Dataset content
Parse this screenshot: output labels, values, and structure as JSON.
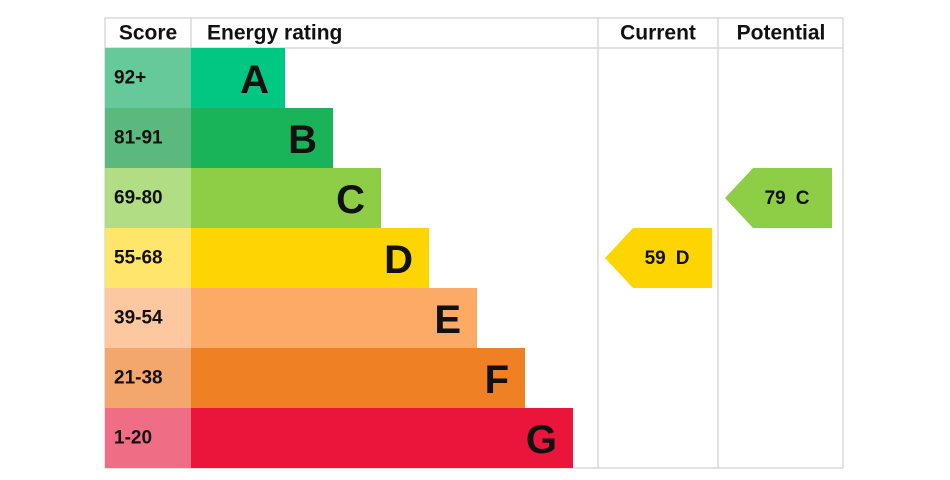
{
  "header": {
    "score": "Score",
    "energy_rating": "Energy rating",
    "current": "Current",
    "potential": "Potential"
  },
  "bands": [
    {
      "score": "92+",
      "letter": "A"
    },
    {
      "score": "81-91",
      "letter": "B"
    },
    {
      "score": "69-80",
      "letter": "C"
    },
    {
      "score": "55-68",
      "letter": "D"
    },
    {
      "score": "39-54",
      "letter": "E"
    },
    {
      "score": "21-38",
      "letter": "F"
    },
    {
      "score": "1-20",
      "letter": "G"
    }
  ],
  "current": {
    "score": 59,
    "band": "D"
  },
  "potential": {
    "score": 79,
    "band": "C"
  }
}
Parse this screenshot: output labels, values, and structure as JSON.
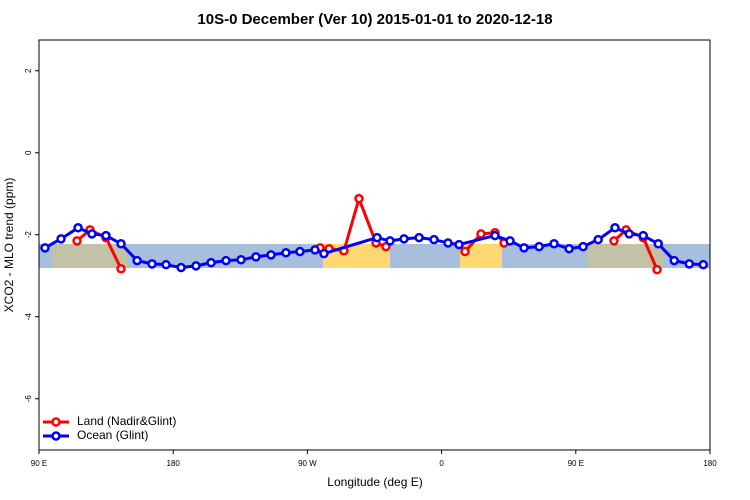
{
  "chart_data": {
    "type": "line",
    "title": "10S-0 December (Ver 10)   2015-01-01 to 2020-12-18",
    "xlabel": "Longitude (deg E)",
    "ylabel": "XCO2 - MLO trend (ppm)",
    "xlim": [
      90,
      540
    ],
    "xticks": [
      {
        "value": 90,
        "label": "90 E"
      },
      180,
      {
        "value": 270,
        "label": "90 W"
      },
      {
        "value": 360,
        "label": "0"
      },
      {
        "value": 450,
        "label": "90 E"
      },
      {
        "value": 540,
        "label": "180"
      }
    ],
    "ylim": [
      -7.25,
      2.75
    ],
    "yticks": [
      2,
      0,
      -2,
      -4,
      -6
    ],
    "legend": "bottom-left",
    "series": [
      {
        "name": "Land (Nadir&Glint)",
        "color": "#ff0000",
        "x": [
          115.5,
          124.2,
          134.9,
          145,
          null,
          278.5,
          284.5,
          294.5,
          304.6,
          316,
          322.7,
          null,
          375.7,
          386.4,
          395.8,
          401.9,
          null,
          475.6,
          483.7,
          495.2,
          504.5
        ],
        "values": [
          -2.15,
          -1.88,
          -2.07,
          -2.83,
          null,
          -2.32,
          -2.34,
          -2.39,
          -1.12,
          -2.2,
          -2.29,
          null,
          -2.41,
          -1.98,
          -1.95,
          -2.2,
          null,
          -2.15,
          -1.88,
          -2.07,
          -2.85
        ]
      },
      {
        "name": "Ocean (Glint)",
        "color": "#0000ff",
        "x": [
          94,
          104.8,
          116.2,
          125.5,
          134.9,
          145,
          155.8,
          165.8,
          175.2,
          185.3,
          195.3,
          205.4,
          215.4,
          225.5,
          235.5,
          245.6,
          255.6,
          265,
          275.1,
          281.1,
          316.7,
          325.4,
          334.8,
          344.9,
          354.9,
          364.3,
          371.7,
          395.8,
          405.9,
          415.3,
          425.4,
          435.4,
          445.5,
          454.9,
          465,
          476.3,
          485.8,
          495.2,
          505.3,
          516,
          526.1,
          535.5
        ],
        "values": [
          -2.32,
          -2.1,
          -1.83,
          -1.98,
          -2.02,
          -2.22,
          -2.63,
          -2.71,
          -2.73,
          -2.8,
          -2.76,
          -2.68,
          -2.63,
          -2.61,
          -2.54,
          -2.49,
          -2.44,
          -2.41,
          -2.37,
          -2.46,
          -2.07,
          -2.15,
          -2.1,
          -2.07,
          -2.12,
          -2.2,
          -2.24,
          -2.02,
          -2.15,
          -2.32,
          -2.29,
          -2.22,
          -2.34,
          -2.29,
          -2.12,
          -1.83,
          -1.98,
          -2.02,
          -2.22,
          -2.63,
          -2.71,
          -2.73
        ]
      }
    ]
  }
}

* * *

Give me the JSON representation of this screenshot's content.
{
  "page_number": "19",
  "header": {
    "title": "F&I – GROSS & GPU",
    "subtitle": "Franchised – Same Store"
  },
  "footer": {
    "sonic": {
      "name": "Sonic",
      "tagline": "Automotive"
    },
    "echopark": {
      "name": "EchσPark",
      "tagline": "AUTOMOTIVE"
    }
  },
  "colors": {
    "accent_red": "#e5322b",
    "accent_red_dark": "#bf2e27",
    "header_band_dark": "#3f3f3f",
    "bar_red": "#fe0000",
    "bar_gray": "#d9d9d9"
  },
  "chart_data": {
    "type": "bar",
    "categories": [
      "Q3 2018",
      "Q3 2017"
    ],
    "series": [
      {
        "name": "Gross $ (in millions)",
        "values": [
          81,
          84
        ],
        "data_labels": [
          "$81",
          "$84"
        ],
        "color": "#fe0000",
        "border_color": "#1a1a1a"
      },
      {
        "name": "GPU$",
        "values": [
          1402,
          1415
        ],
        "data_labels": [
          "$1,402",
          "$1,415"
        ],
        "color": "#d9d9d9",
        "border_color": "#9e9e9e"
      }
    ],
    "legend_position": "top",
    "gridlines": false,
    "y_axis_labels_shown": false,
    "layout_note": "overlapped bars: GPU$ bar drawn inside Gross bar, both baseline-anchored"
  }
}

Task details
Write out every line of the listing that holds the word "tagline".

Exercise output
      "tagline": "Automotive"
      "tagline": "AUTOMOTIVE"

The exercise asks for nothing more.